━━━ Text under study
154 Elucidating the Immune Landscape of Radiation Necrosis Through Single Cell Analysis of Recurrent Brain Lesions in Patients After Stereotactic Radio Surgery

Abstract

INTRODUCTION: Radiation necrosis (RN), a common and morbid side effect of radiosurgical treatment of brain metastasis, is becoming more prevalent as immunotherapy options and patient survival improve. Thought to be immunologically driven, the pathophysiology of RN remains poorly defined. Further, RN is often indistinguishable from regrowing metastases after stereotactic radiosurgery (SRS), requiring invasive brain biopsy for diagnosis. METHODS: We collected 20 intraoperative samples from patients undergoing craniotomy for RN and/or metastatic tumor, as well as time-matched blood and CSF. We created a tissue bank, processed samples, and using fluorescence-activated cell sorting (FACS) and 10x Genomics single cell RNA sequencing, analyzed the cellular immune profile of lesional tissue, blood, and CSF. RESULTS: RN tissue demonstrates a robust, detectable expression of immune cells, including CD8+ and CD4+ T cells, natural killer (NK) and myeloid cells. Importantly, clustering of RN-derived immune cells (including T cells, myeloid cells, and NK cells) is reflected in the blood and CSF, with similar immune profiles. We demonstrate a subpopulation of myeloid cells with a microglia signature (CD14+, LYZ-, MS4A7+), and a separate population expressing interferon-stimulated gene (ISG). Supporting these findings, pathway analysis of top blood markers reveals pathways involved in innate and inflammatory immune responses in the blood of RN patients. CONCLUSIONS: These findings demonstrate the feasibility of extracting live cells from RN tissue for scRNAseq analysis and suggest that there are unique signatures of RN that can be detected in the blood and CSF of patients. This work has the potential to open new avenues for improved diagnostic and therapeutic approaches to allow earlier detection and more effective treatment of RN in patients with metastatic brain tumors.
━━━━━━
━━━ Supplied records
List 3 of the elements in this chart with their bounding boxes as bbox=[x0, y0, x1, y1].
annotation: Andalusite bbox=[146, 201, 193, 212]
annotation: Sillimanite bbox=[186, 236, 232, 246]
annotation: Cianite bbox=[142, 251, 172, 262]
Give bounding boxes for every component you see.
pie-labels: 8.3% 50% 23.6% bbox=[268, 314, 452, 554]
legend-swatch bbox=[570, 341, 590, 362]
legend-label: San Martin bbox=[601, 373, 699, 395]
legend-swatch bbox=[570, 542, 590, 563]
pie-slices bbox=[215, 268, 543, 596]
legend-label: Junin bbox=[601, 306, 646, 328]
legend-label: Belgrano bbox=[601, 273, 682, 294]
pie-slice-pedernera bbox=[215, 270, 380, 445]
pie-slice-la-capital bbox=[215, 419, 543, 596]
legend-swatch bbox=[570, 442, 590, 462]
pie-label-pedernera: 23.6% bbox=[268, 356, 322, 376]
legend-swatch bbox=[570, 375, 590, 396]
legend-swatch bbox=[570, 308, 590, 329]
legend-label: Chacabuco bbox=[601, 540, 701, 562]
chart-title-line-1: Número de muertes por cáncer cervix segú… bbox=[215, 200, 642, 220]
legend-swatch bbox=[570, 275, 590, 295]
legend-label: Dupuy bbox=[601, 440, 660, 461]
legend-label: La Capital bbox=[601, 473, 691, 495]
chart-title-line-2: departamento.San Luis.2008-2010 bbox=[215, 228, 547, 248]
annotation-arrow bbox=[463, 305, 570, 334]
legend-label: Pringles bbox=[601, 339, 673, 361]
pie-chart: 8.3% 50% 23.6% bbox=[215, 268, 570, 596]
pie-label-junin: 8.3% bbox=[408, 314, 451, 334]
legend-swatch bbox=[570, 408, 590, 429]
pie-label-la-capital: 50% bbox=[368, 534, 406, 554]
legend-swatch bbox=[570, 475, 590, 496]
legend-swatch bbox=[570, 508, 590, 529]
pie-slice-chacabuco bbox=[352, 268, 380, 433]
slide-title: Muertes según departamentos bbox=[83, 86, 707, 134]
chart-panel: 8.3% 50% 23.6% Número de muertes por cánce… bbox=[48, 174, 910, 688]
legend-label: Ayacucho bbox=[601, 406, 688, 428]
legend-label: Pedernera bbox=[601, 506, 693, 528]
━━━━━━
According to the abstract on radiation necrosis, how many intraoperative samples were collected from patients undergoing craniotomy? The items bear no relation to the text.

> [Worked solution] 20 intraoperative samples were collected.